Transcribe each record below word for word.

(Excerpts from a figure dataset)
········
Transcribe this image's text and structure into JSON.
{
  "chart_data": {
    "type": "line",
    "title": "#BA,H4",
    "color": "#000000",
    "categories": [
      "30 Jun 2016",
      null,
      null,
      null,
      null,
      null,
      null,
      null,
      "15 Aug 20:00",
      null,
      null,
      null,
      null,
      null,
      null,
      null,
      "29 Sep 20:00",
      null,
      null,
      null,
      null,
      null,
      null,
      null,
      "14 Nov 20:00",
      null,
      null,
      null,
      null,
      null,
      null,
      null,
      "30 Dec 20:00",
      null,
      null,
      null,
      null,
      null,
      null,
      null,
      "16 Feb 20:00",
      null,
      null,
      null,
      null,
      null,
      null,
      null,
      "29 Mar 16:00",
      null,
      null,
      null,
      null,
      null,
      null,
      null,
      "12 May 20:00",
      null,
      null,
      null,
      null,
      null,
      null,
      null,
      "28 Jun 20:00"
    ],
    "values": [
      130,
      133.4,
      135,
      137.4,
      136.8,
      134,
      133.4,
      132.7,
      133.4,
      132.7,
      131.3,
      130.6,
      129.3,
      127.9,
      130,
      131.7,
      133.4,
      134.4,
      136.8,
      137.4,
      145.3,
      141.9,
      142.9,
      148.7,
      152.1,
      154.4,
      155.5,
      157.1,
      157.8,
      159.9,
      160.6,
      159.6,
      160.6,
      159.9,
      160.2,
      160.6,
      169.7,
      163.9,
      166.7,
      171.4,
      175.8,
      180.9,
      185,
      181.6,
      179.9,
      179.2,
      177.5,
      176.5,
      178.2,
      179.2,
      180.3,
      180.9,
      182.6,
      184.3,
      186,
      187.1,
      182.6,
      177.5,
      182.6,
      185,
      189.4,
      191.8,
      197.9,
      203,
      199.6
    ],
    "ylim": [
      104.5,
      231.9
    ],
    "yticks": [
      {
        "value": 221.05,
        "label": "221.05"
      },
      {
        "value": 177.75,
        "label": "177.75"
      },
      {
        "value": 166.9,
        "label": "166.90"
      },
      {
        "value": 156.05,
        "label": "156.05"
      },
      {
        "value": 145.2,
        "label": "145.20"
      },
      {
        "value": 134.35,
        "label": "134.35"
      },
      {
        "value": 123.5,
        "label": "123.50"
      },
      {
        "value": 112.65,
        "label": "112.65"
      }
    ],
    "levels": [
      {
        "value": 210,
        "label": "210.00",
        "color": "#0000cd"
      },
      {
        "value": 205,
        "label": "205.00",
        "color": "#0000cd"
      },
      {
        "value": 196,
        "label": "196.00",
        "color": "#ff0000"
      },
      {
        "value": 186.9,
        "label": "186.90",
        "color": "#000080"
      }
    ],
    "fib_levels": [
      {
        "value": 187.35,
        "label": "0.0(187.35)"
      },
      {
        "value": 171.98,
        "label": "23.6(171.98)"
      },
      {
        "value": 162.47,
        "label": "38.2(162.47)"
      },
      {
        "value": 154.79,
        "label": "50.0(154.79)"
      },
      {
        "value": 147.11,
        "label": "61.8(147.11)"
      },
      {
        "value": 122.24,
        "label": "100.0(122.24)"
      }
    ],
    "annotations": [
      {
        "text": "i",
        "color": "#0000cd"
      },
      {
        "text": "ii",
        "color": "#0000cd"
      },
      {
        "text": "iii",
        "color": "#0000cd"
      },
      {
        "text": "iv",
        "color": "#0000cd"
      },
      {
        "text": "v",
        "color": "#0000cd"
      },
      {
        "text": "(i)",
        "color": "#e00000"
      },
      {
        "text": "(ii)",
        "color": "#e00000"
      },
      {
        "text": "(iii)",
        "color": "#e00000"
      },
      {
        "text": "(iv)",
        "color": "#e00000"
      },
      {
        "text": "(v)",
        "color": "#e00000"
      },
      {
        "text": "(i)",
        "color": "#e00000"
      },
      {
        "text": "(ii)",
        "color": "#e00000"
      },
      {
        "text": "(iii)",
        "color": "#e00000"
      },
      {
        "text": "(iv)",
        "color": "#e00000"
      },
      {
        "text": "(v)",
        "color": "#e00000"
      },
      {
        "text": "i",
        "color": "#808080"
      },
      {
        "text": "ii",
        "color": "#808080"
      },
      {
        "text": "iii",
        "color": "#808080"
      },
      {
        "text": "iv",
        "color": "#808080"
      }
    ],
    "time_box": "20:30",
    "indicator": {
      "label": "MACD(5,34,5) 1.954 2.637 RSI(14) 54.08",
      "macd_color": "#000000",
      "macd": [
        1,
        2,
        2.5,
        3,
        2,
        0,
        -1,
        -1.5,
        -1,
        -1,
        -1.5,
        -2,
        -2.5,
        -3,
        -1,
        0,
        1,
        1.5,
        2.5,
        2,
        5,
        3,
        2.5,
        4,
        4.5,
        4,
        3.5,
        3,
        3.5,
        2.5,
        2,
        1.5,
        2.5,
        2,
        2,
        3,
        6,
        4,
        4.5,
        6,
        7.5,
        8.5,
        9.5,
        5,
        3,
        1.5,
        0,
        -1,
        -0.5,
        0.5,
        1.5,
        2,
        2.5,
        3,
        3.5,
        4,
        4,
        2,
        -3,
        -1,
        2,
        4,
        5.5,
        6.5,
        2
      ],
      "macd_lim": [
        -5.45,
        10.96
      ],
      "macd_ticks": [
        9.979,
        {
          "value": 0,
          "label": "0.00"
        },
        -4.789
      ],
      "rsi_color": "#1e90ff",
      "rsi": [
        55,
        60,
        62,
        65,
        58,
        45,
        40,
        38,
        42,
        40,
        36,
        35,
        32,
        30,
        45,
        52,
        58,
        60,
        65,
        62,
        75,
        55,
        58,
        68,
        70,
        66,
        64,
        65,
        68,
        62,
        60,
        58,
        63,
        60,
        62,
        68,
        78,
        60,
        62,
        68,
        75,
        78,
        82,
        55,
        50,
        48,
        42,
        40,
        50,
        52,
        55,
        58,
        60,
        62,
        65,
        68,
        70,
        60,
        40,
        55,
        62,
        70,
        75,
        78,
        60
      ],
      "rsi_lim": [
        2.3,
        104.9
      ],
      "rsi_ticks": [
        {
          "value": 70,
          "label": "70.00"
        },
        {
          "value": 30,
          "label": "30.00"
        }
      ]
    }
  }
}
········
WRITTEN RESPONSE:
Transcribe this image's text and structure into JSON.
{
  "chart_data": {
    "type": "line",
    "title": "#BA,H4",
    "color": "#000000",
    "categories": [
      "30 Jun 2016",
      null,
      null,
      null,
      null,
      null,
      null,
      null,
      "15 Aug 20:00",
      null,
      null,
      null,
      null,
      null,
      null,
      null,
      "29 Sep 20:00",
      null,
      null,
      null,
      null,
      null,
      null,
      null,
      "14 Nov 20:00",
      null,
      null,
      null,
      null,
      null,
      null,
      null,
      "30 Dec 20:00",
      null,
      null,
      null,
      null,
      null,
      null,
      null,
      "16 Feb 20:00",
      null,
      null,
      null,
      null,
      null,
      null,
      null,
      "29 Mar 16:00",
      null,
      null,
      null,
      null,
      null,
      null,
      null,
      "12 May 20:00",
      null,
      null,
      null,
      null,
      null,
      null,
      null,
      "28 Jun 20:00"
    ],
    "values": [
      130,
      133.4,
      135,
      137.4,
      136.8,
      134,
      133.4,
      132.7,
      133.4,
      132.7,
      131.3,
      130.6,
      129.3,
      127.9,
      130,
      131.7,
      133.4,
      134.4,
      136.8,
      137.4,
      145.3,
      141.9,
      142.9,
      148.7,
      152.1,
      154.4,
      155.5,
      157.1,
      157.8,
      159.9,
      160.6,
      159.6,
      160.6,
      159.9,
      160.2,
      160.6,
      169.7,
      163.9,
      166.7,
      171.4,
      175.8,
      180.9,
      185,
      181.6,
      179.9,
      179.2,
      177.5,
      176.5,
      178.2,
      179.2,
      180.3,
      180.9,
      182.6,
      184.3,
      186,
      187.1,
      182.6,
      177.5,
      182.6,
      185,
      189.4,
      191.8,
      197.9,
      203,
      199.6
    ],
    "ylim": [
      104.5,
      231.9
    ],
    "yticks": [
      {
        "value": 221.05,
        "label": "221.05"
      },
      {
        "value": 177.75,
        "label": "177.75"
      },
      {
        "value": 166.9,
        "label": "166.90"
      },
      {
        "value": 156.05,
        "label": "156.05"
      },
      {
        "value": 145.2,
        "label": "145.20"
      },
      {
        "value": 134.35,
        "label": "134.35"
      },
      {
        "value": 123.5,
        "label": "123.50"
      },
      {
        "value": 112.65,
        "label": "112.65"
      }
    ],
    "levels": [
      {
        "value": 210,
        "label": "210.00",
        "color": "#0000cd"
      },
      {
        "value": 205,
        "label": "205.00",
        "color": "#0000cd"
      },
      {
        "value": 196,
        "label": "196.00",
        "color": "#ff0000"
      },
      {
        "value": 186.9,
        "label": "186.90",
        "color": "#000080"
      }
    ],
    "fib_levels": [
      {
        "value": 187.35,
        "label": "0.0(187.35)"
      },
      {
        "value": 171.98,
        "label": "23.6(171.98)"
      },
      {
        "value": 162.47,
        "label": "38.2(162.47)"
      },
      {
        "value": 154.79,
        "label": "50.0(154.79)"
      },
      {
        "value": 147.11,
        "label": "61.8(147.11)"
      },
      {
        "value": 122.24,
        "label": "100.0(122.24)"
      }
    ],
    "annotations": [
      {
        "text": "i",
        "color": "#0000cd"
      },
      {
        "text": "ii",
        "color": "#0000cd"
      },
      {
        "text": "iii",
        "color": "#0000cd"
      },
      {
        "text": "iv",
        "color": "#0000cd"
      },
      {
        "text": "v",
        "color": "#0000cd"
      },
      {
        "text": "(i)",
        "color": "#e00000"
      },
      {
        "text": "(ii)",
        "color": "#e00000"
      },
      {
        "text": "(iii)",
        "color": "#e00000"
      },
      {
        "text": "(iv)",
        "color": "#e00000"
      },
      {
        "text": "(v)",
        "color": "#e00000"
      },
      {
        "text": "(i)",
        "color": "#e00000"
      },
      {
        "text": "(ii)",
        "color": "#e00000"
      },
      {
        "text": "(iii)",
        "color": "#e00000"
      },
      {
        "text": "(iv)",
        "color": "#e00000"
      },
      {
        "text": "(v)",
        "color": "#e00000"
      },
      {
        "text": "i",
        "color": "#808080"
      },
      {
        "text": "ii",
        "color": "#808080"
      },
      {
        "text": "iii",
        "color": "#808080"
      },
      {
        "text": "iv",
        "color": "#808080"
      }
    ],
    "time_box": "20:30",
    "indicator": {
      "label": "MACD(5,34,5) 1.954 2.637 RSI(14) 54.08",
      "macd_color": "#000000",
      "macd": [
        1,
        2,
        2.5,
        3,
        2,
        0,
        -1,
        -1.5,
        -1,
        -1,
        -1.5,
        -2,
        -2.5,
        -3,
        -1,
        0,
        1,
        1.5,
        2.5,
        2,
        5,
        3,
        2.5,
        4,
        4.5,
        4,
        3.5,
        3,
        3.5,
        2.5,
        2,
        1.5,
        2.5,
        2,
        2,
        3,
        6,
        4,
        4.5,
        6,
        7.5,
        8.5,
        9.5,
        5,
        3,
        1.5,
        0,
        -1,
        -0.5,
        0.5,
        1.5,
        2,
        2.5,
        3,
        3.5,
        4,
        4,
        2,
        -3,
        -1,
        2,
        4,
        5.5,
        6.5,
        2
      ],
      "macd_lim": [
        -5.45,
        10.96
      ],
      "macd_ticks": [
        9.979,
        {
          "value": 0,
          "label": "0.00"
        },
        -4.789
      ],
      "rsi_color": "#1e90ff",
      "rsi": [
        55,
        60,
        62,
        65,
        58,
        45,
        40,
        38,
        42,
        40,
        36,
        35,
        32,
        30,
        45,
        52,
        58,
        60,
        65,
        62,
        75,
        55,
        58,
        68,
        70,
        66,
        64,
        65,
        68,
        62,
        60,
        58,
        63,
        60,
        62,
        68,
        78,
        60,
        62,
        68,
        75,
        78,
        82,
        55,
        50,
        48,
        42,
        40,
        50,
        52,
        55,
        58,
        60,
        62,
        65,
        68,
        70,
        60,
        40,
        55,
        62,
        70,
        75,
        78,
        60
      ],
      "rsi_lim": [
        2.3,
        104.9
      ],
      "rsi_ticks": [
        {
          "value": 70,
          "label": "70.00"
        },
        {
          "value": 30,
          "label": "30.00"
        }
      ]
    }
  }
}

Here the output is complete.